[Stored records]

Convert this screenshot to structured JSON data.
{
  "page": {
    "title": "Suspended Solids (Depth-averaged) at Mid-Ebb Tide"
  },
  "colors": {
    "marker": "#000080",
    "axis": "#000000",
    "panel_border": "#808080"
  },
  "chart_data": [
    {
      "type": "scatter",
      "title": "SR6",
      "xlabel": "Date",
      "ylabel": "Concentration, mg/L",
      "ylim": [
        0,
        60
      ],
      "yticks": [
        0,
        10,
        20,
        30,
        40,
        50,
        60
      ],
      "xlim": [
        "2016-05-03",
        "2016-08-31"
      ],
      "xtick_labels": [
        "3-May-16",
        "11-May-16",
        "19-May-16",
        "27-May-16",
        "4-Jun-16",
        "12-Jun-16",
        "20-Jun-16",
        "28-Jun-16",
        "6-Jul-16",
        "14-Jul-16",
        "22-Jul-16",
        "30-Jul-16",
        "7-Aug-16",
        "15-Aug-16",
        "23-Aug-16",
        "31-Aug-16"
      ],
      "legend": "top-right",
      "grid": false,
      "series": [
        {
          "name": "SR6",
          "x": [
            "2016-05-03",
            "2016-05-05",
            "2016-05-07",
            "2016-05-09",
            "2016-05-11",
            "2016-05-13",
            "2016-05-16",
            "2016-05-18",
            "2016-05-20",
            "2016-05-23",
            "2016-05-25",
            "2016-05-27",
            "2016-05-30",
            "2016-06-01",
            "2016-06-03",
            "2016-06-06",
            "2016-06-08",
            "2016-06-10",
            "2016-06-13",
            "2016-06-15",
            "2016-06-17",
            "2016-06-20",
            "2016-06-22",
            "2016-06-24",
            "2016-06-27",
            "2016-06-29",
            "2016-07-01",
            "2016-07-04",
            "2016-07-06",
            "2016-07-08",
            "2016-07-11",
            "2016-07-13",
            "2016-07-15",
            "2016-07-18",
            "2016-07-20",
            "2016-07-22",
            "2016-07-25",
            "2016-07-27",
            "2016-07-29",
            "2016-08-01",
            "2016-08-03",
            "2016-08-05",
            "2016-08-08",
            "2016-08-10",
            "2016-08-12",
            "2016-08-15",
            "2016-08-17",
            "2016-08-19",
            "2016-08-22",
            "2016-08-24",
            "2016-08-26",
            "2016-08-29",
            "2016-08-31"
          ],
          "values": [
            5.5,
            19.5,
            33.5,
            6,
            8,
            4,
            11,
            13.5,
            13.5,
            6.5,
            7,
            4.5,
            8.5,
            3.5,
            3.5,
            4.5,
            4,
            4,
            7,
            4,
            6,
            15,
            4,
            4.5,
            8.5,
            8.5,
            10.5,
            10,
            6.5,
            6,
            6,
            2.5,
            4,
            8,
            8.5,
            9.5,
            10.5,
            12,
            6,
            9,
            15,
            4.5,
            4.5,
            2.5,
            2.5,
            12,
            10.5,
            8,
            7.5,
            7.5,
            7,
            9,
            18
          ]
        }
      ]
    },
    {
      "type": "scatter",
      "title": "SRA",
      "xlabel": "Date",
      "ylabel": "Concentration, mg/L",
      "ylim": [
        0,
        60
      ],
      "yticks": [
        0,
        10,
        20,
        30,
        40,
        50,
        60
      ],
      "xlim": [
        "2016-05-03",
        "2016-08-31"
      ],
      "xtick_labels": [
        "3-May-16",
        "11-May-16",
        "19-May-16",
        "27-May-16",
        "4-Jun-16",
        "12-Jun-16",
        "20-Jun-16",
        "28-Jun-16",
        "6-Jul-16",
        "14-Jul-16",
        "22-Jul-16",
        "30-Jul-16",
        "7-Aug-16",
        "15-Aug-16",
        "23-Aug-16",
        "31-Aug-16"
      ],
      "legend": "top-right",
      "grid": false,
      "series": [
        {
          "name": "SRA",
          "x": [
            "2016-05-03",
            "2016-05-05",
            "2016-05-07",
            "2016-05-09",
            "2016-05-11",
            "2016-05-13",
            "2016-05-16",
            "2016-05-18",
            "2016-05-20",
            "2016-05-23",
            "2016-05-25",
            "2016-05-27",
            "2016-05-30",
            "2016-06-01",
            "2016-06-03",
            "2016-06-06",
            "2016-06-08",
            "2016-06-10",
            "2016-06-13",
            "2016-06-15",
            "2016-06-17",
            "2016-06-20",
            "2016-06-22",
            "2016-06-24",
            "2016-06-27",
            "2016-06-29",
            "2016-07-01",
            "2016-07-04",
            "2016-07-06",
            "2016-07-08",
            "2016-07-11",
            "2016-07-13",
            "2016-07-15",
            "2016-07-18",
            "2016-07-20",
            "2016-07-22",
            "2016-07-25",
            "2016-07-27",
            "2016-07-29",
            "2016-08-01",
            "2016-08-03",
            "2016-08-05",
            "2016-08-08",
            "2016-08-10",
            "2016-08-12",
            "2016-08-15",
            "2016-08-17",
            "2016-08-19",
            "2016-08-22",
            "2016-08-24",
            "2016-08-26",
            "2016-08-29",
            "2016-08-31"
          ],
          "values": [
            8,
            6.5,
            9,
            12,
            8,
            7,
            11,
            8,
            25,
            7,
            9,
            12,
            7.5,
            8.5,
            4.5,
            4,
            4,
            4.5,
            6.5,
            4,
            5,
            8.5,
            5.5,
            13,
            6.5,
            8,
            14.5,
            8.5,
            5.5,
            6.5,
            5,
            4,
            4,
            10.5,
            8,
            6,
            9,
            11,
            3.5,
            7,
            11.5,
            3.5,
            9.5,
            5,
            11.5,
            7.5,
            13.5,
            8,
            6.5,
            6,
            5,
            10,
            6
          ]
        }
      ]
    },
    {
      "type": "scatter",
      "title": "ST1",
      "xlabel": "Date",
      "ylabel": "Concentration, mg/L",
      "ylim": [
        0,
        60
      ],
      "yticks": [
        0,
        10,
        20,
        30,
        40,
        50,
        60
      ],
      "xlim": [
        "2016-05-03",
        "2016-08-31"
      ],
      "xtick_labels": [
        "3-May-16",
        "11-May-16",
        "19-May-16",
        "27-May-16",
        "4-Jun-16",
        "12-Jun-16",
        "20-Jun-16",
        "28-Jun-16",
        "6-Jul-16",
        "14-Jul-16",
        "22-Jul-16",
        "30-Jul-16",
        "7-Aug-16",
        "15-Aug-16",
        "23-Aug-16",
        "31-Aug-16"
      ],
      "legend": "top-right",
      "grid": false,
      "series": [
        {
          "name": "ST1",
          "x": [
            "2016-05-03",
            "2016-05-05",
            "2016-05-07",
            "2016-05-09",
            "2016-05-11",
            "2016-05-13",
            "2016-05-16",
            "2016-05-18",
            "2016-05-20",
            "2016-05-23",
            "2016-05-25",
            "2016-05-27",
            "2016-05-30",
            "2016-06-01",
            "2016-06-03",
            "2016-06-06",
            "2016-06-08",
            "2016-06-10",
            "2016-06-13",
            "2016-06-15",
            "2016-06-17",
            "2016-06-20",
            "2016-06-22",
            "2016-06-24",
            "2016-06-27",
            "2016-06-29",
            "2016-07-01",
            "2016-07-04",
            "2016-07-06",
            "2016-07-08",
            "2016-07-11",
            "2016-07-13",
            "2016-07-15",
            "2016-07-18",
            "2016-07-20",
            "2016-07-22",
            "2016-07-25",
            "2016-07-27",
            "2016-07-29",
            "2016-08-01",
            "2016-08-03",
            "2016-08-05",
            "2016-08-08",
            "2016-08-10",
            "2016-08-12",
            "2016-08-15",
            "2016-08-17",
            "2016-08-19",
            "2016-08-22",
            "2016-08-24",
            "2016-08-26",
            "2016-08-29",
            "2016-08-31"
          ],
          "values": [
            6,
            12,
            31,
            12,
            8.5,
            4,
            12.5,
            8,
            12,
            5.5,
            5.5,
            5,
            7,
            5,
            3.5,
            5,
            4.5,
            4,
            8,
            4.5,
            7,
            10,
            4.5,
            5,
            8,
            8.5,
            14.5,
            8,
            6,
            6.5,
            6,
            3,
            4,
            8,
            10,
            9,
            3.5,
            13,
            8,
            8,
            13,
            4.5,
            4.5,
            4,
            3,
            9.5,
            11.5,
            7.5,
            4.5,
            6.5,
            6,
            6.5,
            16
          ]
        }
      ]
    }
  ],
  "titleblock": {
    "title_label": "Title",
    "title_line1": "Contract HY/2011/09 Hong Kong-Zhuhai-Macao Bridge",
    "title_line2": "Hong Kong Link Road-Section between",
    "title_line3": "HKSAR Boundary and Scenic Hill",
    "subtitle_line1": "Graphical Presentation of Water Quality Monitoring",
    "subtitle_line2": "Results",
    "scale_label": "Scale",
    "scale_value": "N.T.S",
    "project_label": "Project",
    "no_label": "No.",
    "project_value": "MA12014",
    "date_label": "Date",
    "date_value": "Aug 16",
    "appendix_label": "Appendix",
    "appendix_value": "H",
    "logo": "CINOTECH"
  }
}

■ EXERCISE DESCRIPTION
From the entries above, list each line with "Kong" in it.

■ SOLUTION TO THE PROBLEM
    "title_line1": "Contract HY/2011/09 Hong Kong-Zhuhai-Macao Bridge",
    "title_line2": "Hong Kong Link Road-Section between",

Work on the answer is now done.